-- START Records for the exercise --

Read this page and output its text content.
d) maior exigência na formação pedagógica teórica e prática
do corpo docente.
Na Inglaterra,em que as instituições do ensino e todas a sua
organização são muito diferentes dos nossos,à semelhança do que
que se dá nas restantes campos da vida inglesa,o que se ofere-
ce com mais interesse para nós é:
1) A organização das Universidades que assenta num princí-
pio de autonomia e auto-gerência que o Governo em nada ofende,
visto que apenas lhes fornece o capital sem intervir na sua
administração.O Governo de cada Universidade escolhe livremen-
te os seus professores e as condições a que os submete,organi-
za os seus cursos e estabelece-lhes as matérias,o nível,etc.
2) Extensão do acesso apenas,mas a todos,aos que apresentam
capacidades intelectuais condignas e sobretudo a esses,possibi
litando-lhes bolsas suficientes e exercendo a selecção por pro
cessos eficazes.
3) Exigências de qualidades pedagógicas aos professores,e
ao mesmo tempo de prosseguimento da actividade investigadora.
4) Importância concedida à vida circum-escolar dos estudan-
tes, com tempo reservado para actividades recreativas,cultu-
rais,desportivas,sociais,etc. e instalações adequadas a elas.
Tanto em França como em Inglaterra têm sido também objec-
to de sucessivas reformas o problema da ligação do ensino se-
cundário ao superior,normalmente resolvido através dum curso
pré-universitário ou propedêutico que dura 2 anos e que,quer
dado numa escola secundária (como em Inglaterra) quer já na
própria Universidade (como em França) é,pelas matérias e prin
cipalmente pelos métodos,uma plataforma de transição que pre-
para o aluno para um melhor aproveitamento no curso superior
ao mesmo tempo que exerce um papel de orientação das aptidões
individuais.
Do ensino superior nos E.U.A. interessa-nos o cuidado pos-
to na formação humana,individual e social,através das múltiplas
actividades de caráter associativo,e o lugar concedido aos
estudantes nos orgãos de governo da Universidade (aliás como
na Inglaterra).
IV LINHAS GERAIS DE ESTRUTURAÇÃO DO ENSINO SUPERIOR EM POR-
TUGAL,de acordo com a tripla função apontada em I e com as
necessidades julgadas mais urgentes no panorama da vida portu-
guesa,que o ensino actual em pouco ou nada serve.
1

-- END Records for the exercise --

Exercise instructions -> Using the data above, output each line exactly.

Full answer ->
Read this page and output its text content.
d) maior exigência na formação pedagógica teórica e prática
do corpo docente.
Na Inglaterra,em que as instituições do ensino e todas a sua
organização são muito diferentes dos nossos,à semelhança do que
que se dá nas restantes campos da vida inglesa,o que se ofere-
ce com mais interesse para nós é:
1) A organização das Universidades que assenta num princí-
pio de autonomia e auto-gerência que o Governo em nada ofende,
visto que apenas lhes fornece o capital sem intervir na sua
administração.O Governo de cada Universidade escolhe livremen-
te os seus professores e as condições a que os submete,organi-
za os seus cursos e estabelece-lhes as matérias,o nível,etc.
2) Extensão do acesso apenas,mas a todos,aos que apresentam
capacidades intelectuais condignas e sobretudo a esses,possibi
litando-lhes bolsas suficientes e exercendo a selecção por pro
cessos eficazes.
3) Exigências de qualidades pedagógicas aos professores,e
ao mesmo tempo de prosseguimento da actividade investigadora.
4) Importância concedida à vida circum-escolar dos estudan-
tes, com tempo reservado para actividades recreativas,cultu-
rais,desportivas,sociais,etc. e instalações adequadas a elas.
Tanto em França como em Inglaterra têm sido também objec-
to de sucessivas reformas o problema da ligação do ensino se-
cundário ao superior,normalmente resolvido através dum curso
pré-universitário ou propedêutico que dura 2 anos e que,quer
dado numa escola secundária (como em Inglaterra) quer já na
própria Universidade (como em França) é,pelas matérias e prin
cipalmente pelos métodos,uma plataforma de transição que pre-
para o aluno para um melhor aproveitamento no curso superior
ao mesmo tempo que exerce um papel de orientação das aptidões
individuais.
Do ensino superior nos E.U.A. interessa-nos o cuidado pos-
to na formação humana,individual e social,através das múltiplas
actividades de caráter associativo,e o lugar concedido aos
estudantes nos orgãos de governo da Universidade (aliás como
na Inglaterra).
IV LINHAS GERAIS DE ESTRUTURAÇÃO DO ENSINO SUPERIOR EM POR-
TUGAL,de acordo com a tripla função apontada em I e com as
necessidades julgadas mais urgentes no panorama da vida portu-
guesa,que o ensino actual em pouco ou nada serve.
1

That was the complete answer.